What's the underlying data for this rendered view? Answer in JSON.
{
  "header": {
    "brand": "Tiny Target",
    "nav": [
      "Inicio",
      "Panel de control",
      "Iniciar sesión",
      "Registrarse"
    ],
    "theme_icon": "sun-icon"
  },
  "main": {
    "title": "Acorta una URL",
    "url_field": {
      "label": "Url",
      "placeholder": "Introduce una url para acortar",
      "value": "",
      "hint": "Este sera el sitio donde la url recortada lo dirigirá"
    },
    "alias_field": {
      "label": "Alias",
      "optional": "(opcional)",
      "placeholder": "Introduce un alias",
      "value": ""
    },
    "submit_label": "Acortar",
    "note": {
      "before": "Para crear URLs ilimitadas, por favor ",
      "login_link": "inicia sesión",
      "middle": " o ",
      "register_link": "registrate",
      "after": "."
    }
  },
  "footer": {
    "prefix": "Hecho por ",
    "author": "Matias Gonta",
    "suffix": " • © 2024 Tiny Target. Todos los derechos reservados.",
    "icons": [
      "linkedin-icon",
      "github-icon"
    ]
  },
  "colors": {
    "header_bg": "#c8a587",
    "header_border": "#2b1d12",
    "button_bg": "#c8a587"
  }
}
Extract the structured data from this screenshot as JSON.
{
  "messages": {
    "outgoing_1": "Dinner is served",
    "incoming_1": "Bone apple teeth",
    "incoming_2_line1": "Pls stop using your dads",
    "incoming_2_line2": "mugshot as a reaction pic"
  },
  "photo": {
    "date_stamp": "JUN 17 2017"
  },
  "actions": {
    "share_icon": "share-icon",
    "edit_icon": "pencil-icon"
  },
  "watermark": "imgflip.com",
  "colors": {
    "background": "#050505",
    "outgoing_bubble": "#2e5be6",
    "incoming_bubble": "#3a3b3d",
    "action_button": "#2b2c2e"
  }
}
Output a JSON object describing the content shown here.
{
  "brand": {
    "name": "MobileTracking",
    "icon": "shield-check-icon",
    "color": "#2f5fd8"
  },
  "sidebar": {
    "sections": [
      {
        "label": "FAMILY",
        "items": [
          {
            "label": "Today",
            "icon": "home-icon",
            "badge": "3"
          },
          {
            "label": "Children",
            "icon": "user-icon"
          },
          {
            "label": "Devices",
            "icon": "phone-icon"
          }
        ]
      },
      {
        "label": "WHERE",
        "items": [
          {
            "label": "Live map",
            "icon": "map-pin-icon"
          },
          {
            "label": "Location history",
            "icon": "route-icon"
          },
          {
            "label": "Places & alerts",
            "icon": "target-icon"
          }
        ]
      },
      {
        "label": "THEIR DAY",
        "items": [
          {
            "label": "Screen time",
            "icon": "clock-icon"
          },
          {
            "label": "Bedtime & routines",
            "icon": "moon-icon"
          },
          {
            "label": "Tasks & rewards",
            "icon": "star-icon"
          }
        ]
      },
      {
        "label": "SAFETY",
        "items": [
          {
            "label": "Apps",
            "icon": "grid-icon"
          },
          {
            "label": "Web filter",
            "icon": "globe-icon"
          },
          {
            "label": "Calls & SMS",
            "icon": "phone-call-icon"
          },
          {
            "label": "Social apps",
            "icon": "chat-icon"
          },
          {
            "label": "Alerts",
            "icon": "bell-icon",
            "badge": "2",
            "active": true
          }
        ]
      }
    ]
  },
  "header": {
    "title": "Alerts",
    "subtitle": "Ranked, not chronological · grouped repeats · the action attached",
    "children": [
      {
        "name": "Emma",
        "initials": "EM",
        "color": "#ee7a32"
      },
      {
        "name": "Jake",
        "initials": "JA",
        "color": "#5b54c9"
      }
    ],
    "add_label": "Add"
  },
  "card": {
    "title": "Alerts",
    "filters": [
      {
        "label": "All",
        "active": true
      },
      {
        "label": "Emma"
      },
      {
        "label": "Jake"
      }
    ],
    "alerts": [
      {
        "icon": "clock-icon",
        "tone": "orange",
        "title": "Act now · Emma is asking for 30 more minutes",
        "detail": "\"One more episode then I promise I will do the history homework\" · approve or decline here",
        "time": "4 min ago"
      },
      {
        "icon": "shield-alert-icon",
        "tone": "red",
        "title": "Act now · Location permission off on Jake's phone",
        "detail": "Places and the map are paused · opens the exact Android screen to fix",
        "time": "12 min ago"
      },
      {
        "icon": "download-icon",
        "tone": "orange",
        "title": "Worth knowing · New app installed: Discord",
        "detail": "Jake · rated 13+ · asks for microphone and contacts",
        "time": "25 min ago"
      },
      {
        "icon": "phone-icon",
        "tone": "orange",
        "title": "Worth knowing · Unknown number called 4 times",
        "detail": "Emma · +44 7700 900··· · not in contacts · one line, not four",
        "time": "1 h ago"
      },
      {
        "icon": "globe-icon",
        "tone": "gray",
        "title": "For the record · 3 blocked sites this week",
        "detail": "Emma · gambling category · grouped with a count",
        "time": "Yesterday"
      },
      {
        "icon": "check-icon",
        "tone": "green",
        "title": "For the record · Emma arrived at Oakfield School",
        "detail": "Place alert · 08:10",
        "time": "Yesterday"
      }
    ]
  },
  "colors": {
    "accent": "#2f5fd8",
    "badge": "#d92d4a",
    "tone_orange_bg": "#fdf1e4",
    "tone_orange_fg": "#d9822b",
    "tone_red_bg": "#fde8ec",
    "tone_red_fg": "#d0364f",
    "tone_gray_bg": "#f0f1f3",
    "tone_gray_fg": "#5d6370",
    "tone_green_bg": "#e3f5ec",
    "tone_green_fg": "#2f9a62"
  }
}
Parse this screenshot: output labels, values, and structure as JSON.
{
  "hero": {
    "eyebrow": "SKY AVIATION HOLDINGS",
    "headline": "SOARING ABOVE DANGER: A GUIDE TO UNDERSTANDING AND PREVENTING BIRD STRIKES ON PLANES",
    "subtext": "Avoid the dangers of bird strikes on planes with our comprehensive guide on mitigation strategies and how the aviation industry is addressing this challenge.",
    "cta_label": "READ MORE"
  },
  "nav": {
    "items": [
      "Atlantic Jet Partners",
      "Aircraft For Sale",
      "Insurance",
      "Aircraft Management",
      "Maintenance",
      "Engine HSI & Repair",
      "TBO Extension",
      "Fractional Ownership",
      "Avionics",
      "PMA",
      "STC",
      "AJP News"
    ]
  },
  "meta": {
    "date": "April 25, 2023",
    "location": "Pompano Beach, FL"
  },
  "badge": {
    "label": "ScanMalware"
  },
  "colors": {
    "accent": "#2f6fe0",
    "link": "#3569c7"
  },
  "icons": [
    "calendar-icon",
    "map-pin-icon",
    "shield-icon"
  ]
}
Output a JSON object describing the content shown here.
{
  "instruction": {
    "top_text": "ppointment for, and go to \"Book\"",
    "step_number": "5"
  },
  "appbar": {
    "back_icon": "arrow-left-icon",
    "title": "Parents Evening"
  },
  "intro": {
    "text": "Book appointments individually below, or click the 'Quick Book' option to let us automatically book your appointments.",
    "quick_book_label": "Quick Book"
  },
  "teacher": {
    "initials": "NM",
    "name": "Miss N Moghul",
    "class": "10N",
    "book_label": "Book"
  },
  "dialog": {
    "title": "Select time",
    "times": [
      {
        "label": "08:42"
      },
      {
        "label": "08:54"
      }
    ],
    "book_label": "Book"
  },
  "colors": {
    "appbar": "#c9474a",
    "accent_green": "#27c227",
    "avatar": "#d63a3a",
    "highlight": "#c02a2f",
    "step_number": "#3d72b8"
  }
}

Exercise instructions:
Send back every record, precisely as written.

Response below:
What's the underlying data for this rendered view? Answer in JSON.
{
  "header": {
    "brand": "Tiny Target",
    "nav": [
      "Inicio",
      "Panel de control",
      "Iniciar sesión",
      "Registrarse"
    ],
    "theme_icon": "sun-icon"
  },
  "main": {
    "title": "Acorta una URL",
    "url_field": {
      "label": "Url",
      "placeholder": "Introduce una url para acortar",
      "value": "",
      "hint": "Este sera el sitio donde la url recortada lo dirigirá"
    },
    "alias_field": {
      "label": "Alias",
      "optional": "(opcional)",
      "placeholder": "Introduce un alias",
      "value": ""
    },
    "submit_label": "Acortar",
    "note": {
      "before": "Para crear URLs ilimitadas, por favor ",
      "login_link": "inicia sesión",
      "middle": " o ",
      "register_link": "registrate",
      "after": "."
    }
  },
  "footer": {
    "prefix": "Hecho por ",
    "author": "Matias Gonta",
    "suffix": " • © 2024 Tiny Target. Todos los derechos reservados.",
    "icons": [
      "linkedin-icon",
      "github-icon"
    ]
  },
  "colors": {
    "header_bg": "#c8a587",
    "header_border": "#2b1d12",
    "button_bg": "#c8a587"
  }
}
Extract the structured data from this screenshot as JSON.
{
  "messages": {
    "outgoing_1": "Dinner is served",
    "incoming_1": "Bone apple teeth",
    "incoming_2_line1": "Pls stop using your dads",
    "incoming_2_line2": "mugshot as a reaction pic"
  },
  "photo": {
    "date_stamp": "JUN 17 2017"
  },
  "actions": {
    "share_icon": "share-icon",
    "edit_icon": "pencil-icon"
  },
  "watermark": "imgflip.com",
  "colors": {
    "background": "#050505",
    "outgoing_bubble": "#2e5be6",
    "incoming_bubble": "#3a3b3d",
    "action_button": "#2b2c2e"
  }
}
Output a JSON object describing the content shown here.
{
  "brand": {
    "name": "MobileTracking",
    "icon": "shield-check-icon",
    "color": "#2f5fd8"
  },
  "sidebar": {
    "sections": [
      {
        "label": "FAMILY",
        "items": [
          {
            "label": "Today",
            "icon": "home-icon",
            "badge": "3"
          },
          {
            "label": "Children",
            "icon": "user-icon"
          },
          {
            "label": "Devices",
            "icon": "phone-icon"
          }
        ]
      },
      {
        "label": "WHERE",
        "items": [
          {
            "label": "Live map",
            "icon": "map-pin-icon"
          },
          {
            "label": "Location history",
            "icon": "route-icon"
          },
          {
            "label": "Places & alerts",
            "icon": "target-icon"
          }
        ]
      },
      {
        "label": "THEIR DAY",
        "items": [
          {
            "label": "Screen time",
            "icon": "clock-icon"
          },
          {
            "label": "Bedtime & routines",
            "icon": "moon-icon"
          },
          {
            "label": "Tasks & rewards",
            "icon": "star-icon"
          }
        ]
      },
      {
        "label": "SAFETY",
        "items": [
          {
            "label": "Apps",
            "icon": "grid-icon"
          },
          {
            "label": "Web filter",
            "icon": "globe-icon"
          },
          {
            "label": "Calls & SMS",
            "icon": "phone-call-icon"
          },
          {
            "label": "Social apps",
            "icon": "chat-icon"
          },
          {
            "label": "Alerts",
            "icon": "bell-icon",
            "badge": "2",
            "active": true
          }
        ]
      }
    ]
  },
  "header": {
    "title": "Alerts",
    "subtitle": "Ranked, not chronological · grouped repeats · the action attached",
    "children": [
      {
        "name": "Emma",
        "initials": "EM",
        "color": "#ee7a32"
      },
      {
        "name": "Jake",
        "initials": "JA",
        "color": "#5b54c9"
      }
    ],
    "add_label": "Add"
  },
  "card": {
    "title": "Alerts",
    "filters": [
      {
        "label": "All",
        "active": true
      },
      {
        "label": "Emma"
      },
      {
        "label": "Jake"
      }
    ],
    "alerts": [
      {
        "icon": "clock-icon",
        "tone": "orange",
        "title": "Act now · Emma is asking for 30 more minutes",
        "detail": "\"One more episode then I promise I will do the history homework\" · approve or decline here",
        "time": "4 min ago"
      },
      {
        "icon": "shield-alert-icon",
        "tone": "red",
        "title": "Act now · Location permission off on Jake's phone",
        "detail": "Places and the map are paused · opens the exact Android screen to fix",
        "time": "12 min ago"
      },
      {
        "icon": "download-icon",
        "tone": "orange",
        "title": "Worth knowing · New app installed: Discord",
        "detail": "Jake · rated 13+ · asks for microphone and contacts",
        "time": "25 min ago"
      },
      {
        "icon": "phone-icon",
        "tone": "orange",
        "title": "Worth knowing · Unknown number called 4 times",
        "detail": "Emma · +44 7700 900··· · not in contacts · one line, not four",
        "time": "1 h ago"
      },
      {
        "icon": "globe-icon",
        "tone": "gray",
        "title": "For the record · 3 blocked sites this week",
        "detail": "Emma · gambling category · grouped with a count",
        "time": "Yesterday"
      },
      {
        "icon": "check-icon",
        "tone": "green",
        "title": "For the record · Emma arrived at Oakfield School",
        "detail": "Place alert · 08:10",
        "time": "Yesterday"
      }
    ]
  },
  "colors": {
    "accent": "#2f5fd8",
    "badge": "#d92d4a",
    "tone_orange_bg": "#fdf1e4",
    "tone_orange_fg": "#d9822b",
    "tone_red_bg": "#fde8ec",
    "tone_red_fg": "#d0364f",
    "tone_gray_bg": "#f0f1f3",
    "tone_gray_fg": "#5d6370",
    "tone_green_bg": "#e3f5ec",
    "tone_green_fg": "#2f9a62"
  }
}
Parse this screenshot: output labels, values, and structure as JSON.
{
  "hero": {
    "eyebrow": "SKY AVIATION HOLDINGS",
    "headline": "SOARING ABOVE DANGER: A GUIDE TO UNDERSTANDING AND PREVENTING BIRD STRIKES ON PLANES",
    "subtext": "Avoid the dangers of bird strikes on planes with our comprehensive guide on mitigation strategies and how the aviation industry is addressing this challenge.",
    "cta_label": "READ MORE"
  },
  "nav": {
    "items": [
      "Atlantic Jet Partners",
      "Aircraft For Sale",
      "Insurance",
      "Aircraft Management",
      "Maintenance",
      "Engine HSI & Repair",
      "TBO Extension",
      "Fractional Ownership",
      "Avionics",
      "PMA",
      "STC",
      "AJP News"
    ]
  },
  "meta": {
    "date": "April 25, 2023",
    "location": "Pompano Beach, FL"
  },
  "badge": {
    "label": "ScanMalware"
  },
  "colors": {
    "accent": "#2f6fe0",
    "link": "#3569c7"
  },
  "icons": [
    "calendar-icon",
    "map-pin-icon",
    "shield-icon"
  ]
}
Output a JSON object describing the content shown here.
{
  "instruction": {
    "top_text": "ppointment for, and go to \"Book\"",
    "step_number": "5"
  },
  "appbar": {
    "back_icon": "arrow-left-icon",
    "title": "Parents Evening"
  },
  "intro": {
    "text": "Book appointments individually below, or click the 'Quick Book' option to let us automatically book your appointments.",
    "quick_book_label": "Quick Book"
  },
  "teacher": {
    "initials": "NM",
    "name": "Miss N Moghul",
    "class": "10N",
    "book_label": "Book"
  },
  "dialog": {
    "title": "Select time",
    "times": [
      {
        "label": "08:42"
      },
      {
        "label": "08:54"
      }
    ],
    "book_label": "Book"
  },
  "colors": {
    "appbar": "#c9474a",
    "accent_green": "#27c227",
    "avatar": "#d63a3a",
    "highlight": "#c02a2f",
    "step_number": "#3d72b8"
  }
}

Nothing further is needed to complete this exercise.